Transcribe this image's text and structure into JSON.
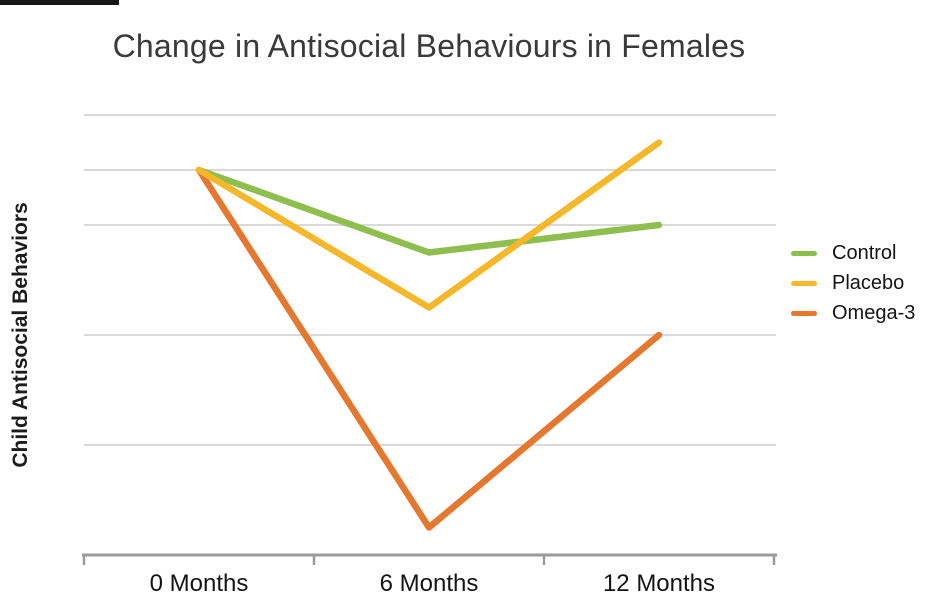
{
  "chart_data": {
    "type": "line",
    "title": "Change in Antisocial Behaviours in Females",
    "xlabel": "",
    "ylabel": "Child Antisocial Behaviors",
    "categories": [
      "0 Months",
      "6 Months",
      "12 Months"
    ],
    "series": [
      {
        "name": "Control",
        "color": "#8DBE4E",
        "values": [
          3.5,
          2.75,
          3.0
        ]
      },
      {
        "name": "Placebo",
        "color": "#F6B82A",
        "values": [
          3.5,
          2.25,
          3.75
        ]
      },
      {
        "name": "Omega-3",
        "color": "#E5772E",
        "values": [
          3.5,
          0.25,
          2.0
        ]
      }
    ],
    "ylim": [
      0,
      4.4
    ],
    "y_tick_labels_shown": false,
    "gridlines_y": [
      1,
      2,
      3,
      3.5,
      4
    ],
    "grid": "horizontal",
    "legend_position": "right",
    "gridline_color": "#D9D9D9",
    "axis_color": "#9B9B9B",
    "title_color": "#3a3a3a",
    "text_color": "#141414"
  }
}
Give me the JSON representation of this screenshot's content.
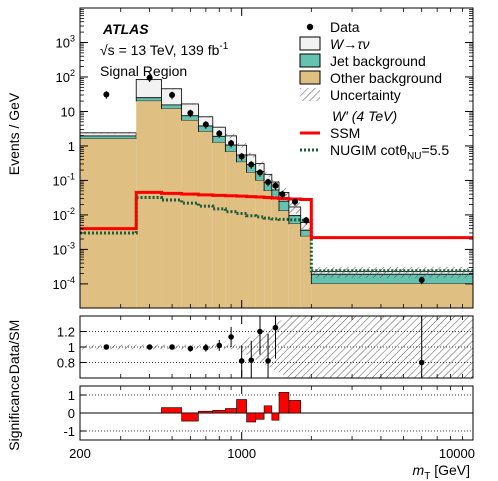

#### Task details:
Would you mind returning each entry above word for word, skipping the images?

#### Correct answer:
Transcribe this image's text and structure into JSON.
{
  "chart_data": {
    "type": "line",
    "title": "Change in Antisocial Behaviours in Females",
    "xlabel": "",
    "ylabel": "Child Antisocial Behaviors",
    "categories": [
      "0 Months",
      "6 Months",
      "12 Months"
    ],
    "series": [
      {
        "name": "Control",
        "color": "#8DBE4E",
        "values": [
          3.5,
          2.75,
          3.0
        ]
      },
      {
        "name": "Placebo",
        "color": "#F6B82A",
        "values": [
          3.5,
          2.25,
          3.75
        ]
      },
      {
        "name": "Omega-3",
        "color": "#E5772E",
        "values": [
          3.5,
          0.25,
          2.0
        ]
      }
    ],
    "ylim": [
      0,
      4.4
    ],
    "y_tick_labels_shown": false,
    "gridlines_y": [
      1,
      2,
      3,
      3.5,
      4
    ],
    "grid": "horizontal",
    "legend_position": "right",
    "gridline_color": "#D9D9D9",
    "axis_color": "#9B9B9B",
    "title_color": "#3a3a3a",
    "text_color": "#141414"
  }
}
Give me the JSON representation of this screenshot's content.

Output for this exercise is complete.